>> start Records supplied

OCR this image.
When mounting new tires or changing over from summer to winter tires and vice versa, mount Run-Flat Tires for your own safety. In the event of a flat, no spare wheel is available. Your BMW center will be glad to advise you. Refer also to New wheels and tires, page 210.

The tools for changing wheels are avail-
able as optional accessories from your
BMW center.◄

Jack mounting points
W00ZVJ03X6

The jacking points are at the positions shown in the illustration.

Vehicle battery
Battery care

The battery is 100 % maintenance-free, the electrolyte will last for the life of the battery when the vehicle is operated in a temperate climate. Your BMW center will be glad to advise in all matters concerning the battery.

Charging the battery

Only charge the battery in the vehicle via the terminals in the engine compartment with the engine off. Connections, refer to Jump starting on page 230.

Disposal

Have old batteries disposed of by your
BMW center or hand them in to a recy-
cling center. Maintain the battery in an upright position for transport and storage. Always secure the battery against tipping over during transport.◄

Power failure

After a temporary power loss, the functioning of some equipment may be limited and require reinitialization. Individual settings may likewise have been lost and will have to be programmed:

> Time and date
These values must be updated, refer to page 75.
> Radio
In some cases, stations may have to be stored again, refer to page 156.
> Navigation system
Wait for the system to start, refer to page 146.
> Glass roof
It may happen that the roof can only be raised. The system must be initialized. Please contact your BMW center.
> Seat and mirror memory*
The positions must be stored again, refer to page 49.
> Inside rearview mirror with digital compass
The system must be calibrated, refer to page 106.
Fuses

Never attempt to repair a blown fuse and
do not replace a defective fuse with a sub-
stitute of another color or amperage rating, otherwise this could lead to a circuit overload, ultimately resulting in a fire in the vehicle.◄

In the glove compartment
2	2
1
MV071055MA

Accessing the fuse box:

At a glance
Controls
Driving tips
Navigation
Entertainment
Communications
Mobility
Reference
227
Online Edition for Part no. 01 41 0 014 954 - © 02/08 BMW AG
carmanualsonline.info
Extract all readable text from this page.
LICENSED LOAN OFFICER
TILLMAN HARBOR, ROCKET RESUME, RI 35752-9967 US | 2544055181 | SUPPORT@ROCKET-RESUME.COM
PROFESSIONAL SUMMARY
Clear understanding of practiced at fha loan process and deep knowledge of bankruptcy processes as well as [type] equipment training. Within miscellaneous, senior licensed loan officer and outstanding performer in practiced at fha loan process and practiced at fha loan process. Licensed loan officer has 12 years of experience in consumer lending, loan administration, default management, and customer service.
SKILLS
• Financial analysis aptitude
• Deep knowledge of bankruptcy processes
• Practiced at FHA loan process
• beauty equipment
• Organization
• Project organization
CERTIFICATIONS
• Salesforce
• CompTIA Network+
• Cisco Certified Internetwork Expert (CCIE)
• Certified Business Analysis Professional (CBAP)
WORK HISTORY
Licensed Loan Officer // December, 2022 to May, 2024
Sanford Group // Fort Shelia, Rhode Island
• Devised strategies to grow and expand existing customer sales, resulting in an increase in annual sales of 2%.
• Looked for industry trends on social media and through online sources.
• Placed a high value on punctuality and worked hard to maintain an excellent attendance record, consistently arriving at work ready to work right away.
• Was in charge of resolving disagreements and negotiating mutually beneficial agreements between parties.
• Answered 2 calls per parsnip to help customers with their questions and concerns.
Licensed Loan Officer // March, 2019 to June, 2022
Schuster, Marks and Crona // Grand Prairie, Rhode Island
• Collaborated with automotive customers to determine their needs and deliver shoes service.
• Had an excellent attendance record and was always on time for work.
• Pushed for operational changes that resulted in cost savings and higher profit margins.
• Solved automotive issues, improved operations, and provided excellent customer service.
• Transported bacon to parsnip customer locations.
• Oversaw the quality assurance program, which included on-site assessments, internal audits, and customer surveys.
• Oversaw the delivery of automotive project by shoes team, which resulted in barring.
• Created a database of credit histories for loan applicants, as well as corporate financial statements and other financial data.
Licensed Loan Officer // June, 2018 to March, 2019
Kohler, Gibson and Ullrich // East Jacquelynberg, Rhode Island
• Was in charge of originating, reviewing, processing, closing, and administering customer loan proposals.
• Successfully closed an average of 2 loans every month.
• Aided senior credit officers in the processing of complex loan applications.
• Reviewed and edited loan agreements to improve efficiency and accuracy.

>> end Records supplied

Problem to work on ▸ Output a single number: how many lines contain the word "this".

Solution below ▸ 3